» TEXTO DE LEITURA
────────────────────

Ministério Publico do Estado de Mato Grosso

A iseminação depois da morte

terça-feira, 08 de junho de 2010, 13h52

A inseminação depois da morte

(07.06.10)

 

Por José Carlos Teixeira Giorgis,
desembargador aposentado e coordenador do Memorial do Judiciário.
 
O roteiro da novela conta que o pai preserva o sêmen do filho, agora falecido, para usá-lo em candidata de sua eleição, gerando herdeiro para seu rendoso centro médico.
 
O tema se parece com fato acontecido na França e que originou jurisprudência recorrente sobre a inseminação póstuma.
 
Dois jovens passam a conviver; semanas após a união surgem sintomas de câncer nos testículos do varão; assustado, antes de submeter-se à quimioterapia que o ameaça com a esterilidade, opta em depositar seu esperma numa clínica de conservação, para uso futuro.
 
Em fase terminal da doença acontece a boda in extremis, e alguns meses após o óbito, a jovem comparece em busca das células guardadas, intentando o projeto; a empresa recusa a restituição por falta de previsão legal, instaurando-se litígio.
 
No processo se discute a titularidade do material; uma parte alude um contrato de depósito; o setor médico defende que o produto é coisa fora de comércio, e que no território francês não há regra que autorizasse a técnica depois da morte.

────────────────────

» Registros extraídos

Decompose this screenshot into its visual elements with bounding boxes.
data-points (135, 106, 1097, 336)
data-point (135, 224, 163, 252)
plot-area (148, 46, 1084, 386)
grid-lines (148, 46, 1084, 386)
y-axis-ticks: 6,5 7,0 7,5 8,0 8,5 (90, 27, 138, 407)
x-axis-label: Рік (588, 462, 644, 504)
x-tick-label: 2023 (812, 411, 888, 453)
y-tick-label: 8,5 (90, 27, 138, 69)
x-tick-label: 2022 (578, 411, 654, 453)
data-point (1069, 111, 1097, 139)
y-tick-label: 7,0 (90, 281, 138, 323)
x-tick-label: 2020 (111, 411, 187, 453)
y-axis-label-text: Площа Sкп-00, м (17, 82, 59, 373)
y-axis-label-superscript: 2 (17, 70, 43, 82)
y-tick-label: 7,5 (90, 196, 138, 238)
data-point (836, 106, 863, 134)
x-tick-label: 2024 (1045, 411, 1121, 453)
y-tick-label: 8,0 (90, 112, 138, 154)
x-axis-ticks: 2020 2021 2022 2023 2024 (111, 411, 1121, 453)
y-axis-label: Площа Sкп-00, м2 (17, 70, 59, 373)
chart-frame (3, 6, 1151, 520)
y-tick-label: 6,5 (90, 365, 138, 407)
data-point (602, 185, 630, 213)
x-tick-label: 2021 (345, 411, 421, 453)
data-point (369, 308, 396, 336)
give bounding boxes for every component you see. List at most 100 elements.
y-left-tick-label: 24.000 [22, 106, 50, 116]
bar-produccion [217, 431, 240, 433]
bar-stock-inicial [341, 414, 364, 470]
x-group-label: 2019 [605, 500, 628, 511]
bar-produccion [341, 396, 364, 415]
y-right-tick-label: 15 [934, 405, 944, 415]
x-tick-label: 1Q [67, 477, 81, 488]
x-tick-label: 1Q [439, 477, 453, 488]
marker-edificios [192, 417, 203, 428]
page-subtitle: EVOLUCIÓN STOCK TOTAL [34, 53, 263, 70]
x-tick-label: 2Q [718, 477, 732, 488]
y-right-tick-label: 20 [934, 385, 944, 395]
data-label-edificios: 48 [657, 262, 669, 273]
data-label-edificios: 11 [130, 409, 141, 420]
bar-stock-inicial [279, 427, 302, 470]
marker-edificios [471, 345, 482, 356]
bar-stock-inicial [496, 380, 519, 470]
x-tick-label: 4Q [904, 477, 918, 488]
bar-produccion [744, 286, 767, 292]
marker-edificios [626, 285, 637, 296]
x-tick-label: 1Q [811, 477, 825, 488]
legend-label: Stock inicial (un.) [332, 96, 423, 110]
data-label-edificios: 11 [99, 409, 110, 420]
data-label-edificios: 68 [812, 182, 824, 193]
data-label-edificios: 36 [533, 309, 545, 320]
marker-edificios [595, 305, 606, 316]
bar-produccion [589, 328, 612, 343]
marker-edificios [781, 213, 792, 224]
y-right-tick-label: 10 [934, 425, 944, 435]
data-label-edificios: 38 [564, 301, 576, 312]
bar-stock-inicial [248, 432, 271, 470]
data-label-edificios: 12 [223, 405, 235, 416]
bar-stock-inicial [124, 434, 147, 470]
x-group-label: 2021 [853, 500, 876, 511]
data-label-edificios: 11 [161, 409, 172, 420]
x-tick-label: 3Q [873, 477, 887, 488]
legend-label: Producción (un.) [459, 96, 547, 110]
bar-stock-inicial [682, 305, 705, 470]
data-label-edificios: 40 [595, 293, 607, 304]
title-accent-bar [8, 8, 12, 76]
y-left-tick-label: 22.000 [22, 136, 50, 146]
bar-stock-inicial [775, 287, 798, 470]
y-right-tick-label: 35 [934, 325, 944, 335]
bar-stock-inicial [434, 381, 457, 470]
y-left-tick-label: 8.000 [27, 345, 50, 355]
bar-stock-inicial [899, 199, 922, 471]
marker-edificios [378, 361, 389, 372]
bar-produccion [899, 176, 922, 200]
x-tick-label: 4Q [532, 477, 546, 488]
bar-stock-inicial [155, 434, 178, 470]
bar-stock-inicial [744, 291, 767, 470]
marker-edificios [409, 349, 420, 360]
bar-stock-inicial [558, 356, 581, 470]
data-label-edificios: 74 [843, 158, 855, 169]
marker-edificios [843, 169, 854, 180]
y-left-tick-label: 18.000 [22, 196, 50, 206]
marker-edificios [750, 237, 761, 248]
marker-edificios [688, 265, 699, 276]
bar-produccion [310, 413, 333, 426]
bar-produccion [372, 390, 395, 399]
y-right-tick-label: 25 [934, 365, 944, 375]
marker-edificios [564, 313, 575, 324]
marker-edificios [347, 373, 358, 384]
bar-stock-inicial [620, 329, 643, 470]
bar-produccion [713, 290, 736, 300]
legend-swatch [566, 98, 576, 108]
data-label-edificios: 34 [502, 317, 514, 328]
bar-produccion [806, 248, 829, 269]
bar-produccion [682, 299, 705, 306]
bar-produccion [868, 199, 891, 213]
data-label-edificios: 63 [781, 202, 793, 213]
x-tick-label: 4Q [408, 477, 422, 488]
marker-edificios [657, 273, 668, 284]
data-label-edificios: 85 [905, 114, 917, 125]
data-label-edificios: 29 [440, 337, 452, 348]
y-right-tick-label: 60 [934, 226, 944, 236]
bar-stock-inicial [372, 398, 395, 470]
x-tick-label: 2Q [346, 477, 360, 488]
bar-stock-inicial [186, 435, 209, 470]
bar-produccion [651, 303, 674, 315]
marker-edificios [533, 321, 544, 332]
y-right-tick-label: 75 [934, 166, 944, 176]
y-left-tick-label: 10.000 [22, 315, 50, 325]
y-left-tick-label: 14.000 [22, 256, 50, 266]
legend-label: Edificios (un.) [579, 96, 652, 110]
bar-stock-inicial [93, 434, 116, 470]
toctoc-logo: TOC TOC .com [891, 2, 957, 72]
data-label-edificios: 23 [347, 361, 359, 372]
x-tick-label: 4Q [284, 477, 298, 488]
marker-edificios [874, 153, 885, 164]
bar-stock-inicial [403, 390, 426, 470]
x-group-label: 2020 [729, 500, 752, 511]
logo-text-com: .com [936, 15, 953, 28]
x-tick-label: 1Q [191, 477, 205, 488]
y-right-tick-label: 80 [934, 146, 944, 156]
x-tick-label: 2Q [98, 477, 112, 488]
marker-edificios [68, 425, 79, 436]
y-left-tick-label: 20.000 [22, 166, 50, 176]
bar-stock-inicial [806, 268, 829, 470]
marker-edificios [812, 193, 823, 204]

────────────────────

» ENUNCIADO
No texto sobre a inseminação póstuma, qual motivo a clínica alegou para recusar a restituição do esperma à jovem?

» RESPOSTA ESPERADA
A clínica recusou a restituição por falta de previsão legal.